[Rows from a dataset]
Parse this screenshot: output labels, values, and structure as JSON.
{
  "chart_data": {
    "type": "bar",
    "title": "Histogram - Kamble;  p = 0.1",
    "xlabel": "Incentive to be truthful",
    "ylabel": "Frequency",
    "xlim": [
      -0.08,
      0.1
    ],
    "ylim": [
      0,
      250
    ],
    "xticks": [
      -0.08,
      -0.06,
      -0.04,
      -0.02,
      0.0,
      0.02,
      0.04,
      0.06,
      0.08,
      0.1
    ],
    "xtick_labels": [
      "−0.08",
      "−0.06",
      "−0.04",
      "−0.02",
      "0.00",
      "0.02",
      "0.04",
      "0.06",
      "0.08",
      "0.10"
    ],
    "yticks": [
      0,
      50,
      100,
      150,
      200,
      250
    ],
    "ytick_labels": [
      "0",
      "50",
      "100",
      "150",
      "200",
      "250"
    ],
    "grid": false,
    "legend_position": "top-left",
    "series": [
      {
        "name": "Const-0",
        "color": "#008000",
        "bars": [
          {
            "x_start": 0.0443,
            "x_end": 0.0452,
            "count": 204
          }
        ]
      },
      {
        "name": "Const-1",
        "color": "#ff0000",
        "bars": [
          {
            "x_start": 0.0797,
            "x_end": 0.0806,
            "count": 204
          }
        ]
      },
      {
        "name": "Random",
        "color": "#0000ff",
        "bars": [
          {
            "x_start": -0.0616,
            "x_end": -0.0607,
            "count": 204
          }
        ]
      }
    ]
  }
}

**Written task**
Each entry above is to be quoted exactly.

**Written solution**
Parse this screenshot: output labels, values, and structure as JSON.
{
  "chart_data": {
    "type": "bar",
    "title": "Histogram - Kamble;  p = 0.1",
    "xlabel": "Incentive to be truthful",
    "ylabel": "Frequency",
    "xlim": [
      -0.08,
      0.1
    ],
    "ylim": [
      0,
      250
    ],
    "xticks": [
      -0.08,
      -0.06,
      -0.04,
      -0.02,
      0.0,
      0.02,
      0.04,
      0.06,
      0.08,
      0.1
    ],
    "xtick_labels": [
      "−0.08",
      "−0.06",
      "−0.04",
      "−0.02",
      "0.00",
      "0.02",
      "0.04",
      "0.06",
      "0.08",
      "0.10"
    ],
    "yticks": [
      0,
      50,
      100,
      150,
      200,
      250
    ],
    "ytick_labels": [
      "0",
      "50",
      "100",
      "150",
      "200",
      "250"
    ],
    "grid": false,
    "legend_position": "top-left",
    "series": [
      {
        "name": "Const-0",
        "color": "#008000",
        "bars": [
          {
            "x_start": 0.0443,
            "x_end": 0.0452,
            "count": 204
          }
        ]
      },
      {
        "name": "Const-1",
        "color": "#ff0000",
        "bars": [
          {
            "x_start": 0.0797,
            "x_end": 0.0806,
            "count": 204
          }
        ]
      },
      {
        "name": "Random",
        "color": "#0000ff",
        "bars": [
          {
            "x_start": -0.0616,
            "x_end": -0.0607,
            "count": 204
          }
        ]
      }
    ]
  }
}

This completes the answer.